(Excerpt from a dataset)
======
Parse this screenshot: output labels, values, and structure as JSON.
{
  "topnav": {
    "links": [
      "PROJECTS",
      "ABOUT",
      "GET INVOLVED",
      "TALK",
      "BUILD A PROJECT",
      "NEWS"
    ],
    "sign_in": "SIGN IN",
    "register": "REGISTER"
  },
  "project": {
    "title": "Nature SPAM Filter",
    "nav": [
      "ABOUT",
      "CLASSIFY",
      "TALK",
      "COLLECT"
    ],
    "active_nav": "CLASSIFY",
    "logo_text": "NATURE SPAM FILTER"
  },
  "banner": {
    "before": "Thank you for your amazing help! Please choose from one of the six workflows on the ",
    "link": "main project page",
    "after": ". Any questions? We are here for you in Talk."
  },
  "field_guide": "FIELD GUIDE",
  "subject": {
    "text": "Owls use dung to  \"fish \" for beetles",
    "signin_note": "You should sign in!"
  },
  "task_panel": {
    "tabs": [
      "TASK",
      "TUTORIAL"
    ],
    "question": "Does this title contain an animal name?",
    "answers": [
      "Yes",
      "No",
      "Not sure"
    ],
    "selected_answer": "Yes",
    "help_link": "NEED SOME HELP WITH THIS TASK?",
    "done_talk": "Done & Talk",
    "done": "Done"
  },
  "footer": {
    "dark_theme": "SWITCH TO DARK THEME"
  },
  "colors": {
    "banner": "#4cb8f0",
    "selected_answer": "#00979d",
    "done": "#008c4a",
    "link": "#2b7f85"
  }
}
======
To do: All of the entries above must be quoted exactly.

Answer to the exercise:
Parse this screenshot: output labels, values, and structure as JSON.
{
  "topnav": {
    "links": [
      "PROJECTS",
      "ABOUT",
      "GET INVOLVED",
      "TALK",
      "BUILD A PROJECT",
      "NEWS"
    ],
    "sign_in": "SIGN IN",
    "register": "REGISTER"
  },
  "project": {
    "title": "Nature SPAM Filter",
    "nav": [
      "ABOUT",
      "CLASSIFY",
      "TALK",
      "COLLECT"
    ],
    "active_nav": "CLASSIFY",
    "logo_text": "NATURE SPAM FILTER"
  },
  "banner": {
    "before": "Thank you for your amazing help! Please choose from one of the six workflows on the ",
    "link": "main project page",
    "after": ". Any questions? We are here for you in Talk."
  },
  "field_guide": "FIELD GUIDE",
  "subject": {
    "text": "Owls use dung to  \"fish \" for beetles",
    "signin_note": "You should sign in!"
  },
  "task_panel": {
    "tabs": [
      "TASK",
      "TUTORIAL"
    ],
    "question": "Does this title contain an animal name?",
    "answers": [
      "Yes",
      "No",
      "Not sure"
    ],
    "selected_answer": "Yes",
    "help_link": "NEED SOME HELP WITH THIS TASK?",
    "done_talk": "Done & Talk",
    "done": "Done"
  },
  "footer": {
    "dark_theme": "SWITCH TO DARK THEME"
  },
  "colors": {
    "banner": "#4cb8f0",
    "selected_answer": "#00979d",
    "done": "#008c4a",
    "link": "#2b7f85"
  }
}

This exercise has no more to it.